* What the exercise asks:
Using the data beneath, show every line that includes the word "треугольника".

* Information provided:

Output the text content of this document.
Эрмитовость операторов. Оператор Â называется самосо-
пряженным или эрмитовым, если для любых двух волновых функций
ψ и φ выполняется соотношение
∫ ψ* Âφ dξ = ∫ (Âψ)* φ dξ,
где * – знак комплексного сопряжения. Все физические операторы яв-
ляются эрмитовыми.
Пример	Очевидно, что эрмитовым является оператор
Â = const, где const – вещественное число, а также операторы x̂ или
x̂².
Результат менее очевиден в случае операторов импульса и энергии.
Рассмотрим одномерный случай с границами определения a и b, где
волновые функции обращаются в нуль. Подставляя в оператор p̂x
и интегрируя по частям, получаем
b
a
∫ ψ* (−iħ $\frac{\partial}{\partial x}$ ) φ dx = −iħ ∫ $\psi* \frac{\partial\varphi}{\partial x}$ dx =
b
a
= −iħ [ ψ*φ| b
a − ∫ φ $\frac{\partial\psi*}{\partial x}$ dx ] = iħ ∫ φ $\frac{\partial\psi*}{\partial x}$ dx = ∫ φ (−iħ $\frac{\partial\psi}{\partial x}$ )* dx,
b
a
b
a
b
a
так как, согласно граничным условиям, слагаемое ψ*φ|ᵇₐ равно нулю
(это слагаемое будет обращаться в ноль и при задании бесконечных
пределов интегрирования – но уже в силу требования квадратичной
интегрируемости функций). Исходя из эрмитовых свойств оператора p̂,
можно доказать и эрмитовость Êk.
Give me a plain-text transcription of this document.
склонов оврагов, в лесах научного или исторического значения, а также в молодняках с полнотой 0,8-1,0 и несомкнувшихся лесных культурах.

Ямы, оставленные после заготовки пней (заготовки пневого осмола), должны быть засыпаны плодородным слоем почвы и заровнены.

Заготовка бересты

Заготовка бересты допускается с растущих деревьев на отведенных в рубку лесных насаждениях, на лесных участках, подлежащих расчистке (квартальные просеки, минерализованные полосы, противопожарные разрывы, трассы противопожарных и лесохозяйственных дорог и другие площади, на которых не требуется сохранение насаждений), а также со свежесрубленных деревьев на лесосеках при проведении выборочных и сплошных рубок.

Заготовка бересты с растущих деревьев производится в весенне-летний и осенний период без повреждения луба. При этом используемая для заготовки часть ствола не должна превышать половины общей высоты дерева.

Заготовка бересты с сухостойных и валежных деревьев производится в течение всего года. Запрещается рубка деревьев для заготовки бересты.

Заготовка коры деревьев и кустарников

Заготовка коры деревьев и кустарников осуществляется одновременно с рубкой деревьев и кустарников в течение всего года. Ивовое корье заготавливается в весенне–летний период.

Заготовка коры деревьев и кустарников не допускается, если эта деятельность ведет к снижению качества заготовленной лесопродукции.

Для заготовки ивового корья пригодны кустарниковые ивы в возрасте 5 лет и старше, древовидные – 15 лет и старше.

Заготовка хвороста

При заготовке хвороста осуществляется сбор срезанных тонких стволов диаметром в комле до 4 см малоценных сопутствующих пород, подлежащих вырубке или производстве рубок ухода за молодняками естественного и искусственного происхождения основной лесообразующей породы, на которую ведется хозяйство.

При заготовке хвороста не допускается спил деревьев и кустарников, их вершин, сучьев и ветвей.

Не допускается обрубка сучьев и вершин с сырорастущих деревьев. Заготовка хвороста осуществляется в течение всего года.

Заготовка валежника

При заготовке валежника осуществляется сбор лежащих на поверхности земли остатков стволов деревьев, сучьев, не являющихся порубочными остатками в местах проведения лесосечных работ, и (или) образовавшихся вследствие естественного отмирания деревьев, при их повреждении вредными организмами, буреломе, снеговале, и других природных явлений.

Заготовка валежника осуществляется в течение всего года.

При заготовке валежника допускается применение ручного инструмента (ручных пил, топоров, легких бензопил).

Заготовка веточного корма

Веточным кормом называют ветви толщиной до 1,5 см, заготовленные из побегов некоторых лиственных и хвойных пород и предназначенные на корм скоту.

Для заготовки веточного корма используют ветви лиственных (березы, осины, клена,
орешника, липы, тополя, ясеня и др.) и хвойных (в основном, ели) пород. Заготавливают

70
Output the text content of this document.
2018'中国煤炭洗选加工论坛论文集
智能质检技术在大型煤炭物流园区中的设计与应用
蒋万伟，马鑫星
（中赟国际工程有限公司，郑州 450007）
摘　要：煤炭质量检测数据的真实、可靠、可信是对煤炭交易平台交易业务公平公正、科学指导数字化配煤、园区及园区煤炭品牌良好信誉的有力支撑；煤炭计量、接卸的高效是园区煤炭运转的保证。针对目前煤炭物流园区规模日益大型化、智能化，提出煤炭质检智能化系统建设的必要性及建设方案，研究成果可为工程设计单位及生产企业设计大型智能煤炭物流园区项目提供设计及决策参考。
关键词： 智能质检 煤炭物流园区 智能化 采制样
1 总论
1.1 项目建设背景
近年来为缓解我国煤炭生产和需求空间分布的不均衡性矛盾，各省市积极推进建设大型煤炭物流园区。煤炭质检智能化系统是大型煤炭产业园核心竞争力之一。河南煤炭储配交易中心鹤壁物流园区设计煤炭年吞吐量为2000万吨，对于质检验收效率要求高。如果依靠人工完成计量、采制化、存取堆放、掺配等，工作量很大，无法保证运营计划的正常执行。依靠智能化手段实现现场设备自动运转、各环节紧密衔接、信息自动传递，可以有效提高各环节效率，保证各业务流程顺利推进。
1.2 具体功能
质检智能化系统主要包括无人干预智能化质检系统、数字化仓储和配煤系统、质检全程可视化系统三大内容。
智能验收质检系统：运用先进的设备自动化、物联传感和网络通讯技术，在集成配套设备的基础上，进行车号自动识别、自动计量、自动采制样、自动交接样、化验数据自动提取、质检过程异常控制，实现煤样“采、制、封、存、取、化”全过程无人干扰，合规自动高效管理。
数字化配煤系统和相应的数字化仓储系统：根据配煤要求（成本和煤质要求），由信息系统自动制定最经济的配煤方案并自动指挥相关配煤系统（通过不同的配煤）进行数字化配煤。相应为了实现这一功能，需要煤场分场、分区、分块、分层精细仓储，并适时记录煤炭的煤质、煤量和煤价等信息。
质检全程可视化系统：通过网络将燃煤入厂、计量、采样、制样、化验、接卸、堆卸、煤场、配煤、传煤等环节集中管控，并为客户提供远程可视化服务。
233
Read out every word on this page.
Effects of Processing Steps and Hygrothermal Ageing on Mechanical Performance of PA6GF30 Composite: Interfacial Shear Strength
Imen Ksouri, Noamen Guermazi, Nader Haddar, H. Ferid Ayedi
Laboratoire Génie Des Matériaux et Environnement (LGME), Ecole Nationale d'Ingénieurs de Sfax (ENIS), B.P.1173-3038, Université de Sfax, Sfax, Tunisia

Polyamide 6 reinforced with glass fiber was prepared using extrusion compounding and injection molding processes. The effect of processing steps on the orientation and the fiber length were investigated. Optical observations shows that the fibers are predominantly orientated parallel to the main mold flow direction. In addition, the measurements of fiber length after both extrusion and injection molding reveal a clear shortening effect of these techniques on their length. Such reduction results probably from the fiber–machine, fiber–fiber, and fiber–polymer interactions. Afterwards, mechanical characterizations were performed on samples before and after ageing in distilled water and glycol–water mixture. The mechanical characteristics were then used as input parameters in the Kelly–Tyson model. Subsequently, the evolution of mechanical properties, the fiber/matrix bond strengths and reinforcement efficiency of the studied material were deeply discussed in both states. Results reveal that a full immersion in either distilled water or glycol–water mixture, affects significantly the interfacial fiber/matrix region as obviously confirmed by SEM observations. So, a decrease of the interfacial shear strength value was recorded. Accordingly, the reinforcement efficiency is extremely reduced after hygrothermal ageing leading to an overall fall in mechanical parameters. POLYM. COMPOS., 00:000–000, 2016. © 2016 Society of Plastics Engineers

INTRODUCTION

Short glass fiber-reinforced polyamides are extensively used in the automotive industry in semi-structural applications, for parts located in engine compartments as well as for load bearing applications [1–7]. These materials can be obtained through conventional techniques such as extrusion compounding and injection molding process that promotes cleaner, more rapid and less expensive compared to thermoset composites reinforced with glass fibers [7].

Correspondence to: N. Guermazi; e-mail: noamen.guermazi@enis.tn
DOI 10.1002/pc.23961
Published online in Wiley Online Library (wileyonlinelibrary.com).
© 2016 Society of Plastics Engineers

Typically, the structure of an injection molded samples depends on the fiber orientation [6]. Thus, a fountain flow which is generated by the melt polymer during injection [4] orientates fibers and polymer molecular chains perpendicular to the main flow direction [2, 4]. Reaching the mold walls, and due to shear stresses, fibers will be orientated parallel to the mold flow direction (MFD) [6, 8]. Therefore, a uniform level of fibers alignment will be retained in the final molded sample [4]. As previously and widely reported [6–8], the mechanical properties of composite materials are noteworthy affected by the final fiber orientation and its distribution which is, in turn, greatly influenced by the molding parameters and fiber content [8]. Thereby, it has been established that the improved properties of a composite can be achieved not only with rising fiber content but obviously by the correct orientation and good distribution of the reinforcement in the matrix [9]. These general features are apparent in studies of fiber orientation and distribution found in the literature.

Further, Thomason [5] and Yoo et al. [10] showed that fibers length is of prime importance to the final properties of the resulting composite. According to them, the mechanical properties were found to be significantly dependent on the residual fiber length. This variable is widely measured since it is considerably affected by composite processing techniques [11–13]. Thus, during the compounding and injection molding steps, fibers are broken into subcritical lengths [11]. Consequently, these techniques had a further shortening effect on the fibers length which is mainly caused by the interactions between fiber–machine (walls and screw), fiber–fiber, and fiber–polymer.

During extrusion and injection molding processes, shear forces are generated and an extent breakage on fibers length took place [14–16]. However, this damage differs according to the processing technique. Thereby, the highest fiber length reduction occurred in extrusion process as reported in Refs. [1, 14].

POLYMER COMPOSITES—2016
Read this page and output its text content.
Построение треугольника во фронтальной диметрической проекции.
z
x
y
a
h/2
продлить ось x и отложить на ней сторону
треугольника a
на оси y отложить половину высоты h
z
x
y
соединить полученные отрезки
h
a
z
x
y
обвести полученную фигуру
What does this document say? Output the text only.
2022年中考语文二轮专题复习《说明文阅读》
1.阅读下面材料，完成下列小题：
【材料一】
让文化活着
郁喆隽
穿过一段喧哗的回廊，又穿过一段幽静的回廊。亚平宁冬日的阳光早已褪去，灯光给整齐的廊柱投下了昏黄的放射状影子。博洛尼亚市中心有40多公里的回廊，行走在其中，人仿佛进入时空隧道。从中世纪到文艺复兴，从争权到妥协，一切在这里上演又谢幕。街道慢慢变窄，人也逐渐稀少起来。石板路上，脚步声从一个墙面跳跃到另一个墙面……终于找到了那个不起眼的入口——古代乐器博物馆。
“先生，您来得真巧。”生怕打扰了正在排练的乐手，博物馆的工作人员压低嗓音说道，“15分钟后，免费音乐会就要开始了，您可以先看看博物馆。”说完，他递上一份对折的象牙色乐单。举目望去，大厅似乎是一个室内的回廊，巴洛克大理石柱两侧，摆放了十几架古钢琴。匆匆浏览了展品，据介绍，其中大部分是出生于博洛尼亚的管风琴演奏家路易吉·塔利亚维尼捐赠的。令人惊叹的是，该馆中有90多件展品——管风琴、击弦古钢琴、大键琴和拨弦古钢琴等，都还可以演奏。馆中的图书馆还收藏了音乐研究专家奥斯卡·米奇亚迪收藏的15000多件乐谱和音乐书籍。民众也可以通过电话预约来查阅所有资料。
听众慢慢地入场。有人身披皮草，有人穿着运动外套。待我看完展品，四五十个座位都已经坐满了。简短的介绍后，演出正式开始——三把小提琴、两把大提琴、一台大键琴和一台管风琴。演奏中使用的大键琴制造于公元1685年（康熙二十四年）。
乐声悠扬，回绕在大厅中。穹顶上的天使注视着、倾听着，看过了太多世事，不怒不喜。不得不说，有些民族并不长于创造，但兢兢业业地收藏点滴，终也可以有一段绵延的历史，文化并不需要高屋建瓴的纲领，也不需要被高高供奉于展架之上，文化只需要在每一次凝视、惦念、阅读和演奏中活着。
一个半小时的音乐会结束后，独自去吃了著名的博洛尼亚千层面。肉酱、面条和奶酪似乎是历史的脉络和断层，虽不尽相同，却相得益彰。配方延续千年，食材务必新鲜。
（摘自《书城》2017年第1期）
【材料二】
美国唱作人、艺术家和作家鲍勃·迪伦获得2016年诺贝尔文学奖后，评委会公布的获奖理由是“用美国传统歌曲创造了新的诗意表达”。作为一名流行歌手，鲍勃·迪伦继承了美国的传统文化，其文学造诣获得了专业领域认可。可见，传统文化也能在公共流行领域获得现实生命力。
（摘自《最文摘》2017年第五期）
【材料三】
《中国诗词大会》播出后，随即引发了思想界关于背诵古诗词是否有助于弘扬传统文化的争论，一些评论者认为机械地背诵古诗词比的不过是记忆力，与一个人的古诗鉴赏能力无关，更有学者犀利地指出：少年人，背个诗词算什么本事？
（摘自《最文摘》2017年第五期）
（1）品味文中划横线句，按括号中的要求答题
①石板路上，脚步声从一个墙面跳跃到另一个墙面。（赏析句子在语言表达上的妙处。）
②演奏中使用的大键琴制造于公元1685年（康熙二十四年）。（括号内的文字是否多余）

* Final result:
Построение треугольника во фронтальной диметрической проекции.
треугольника a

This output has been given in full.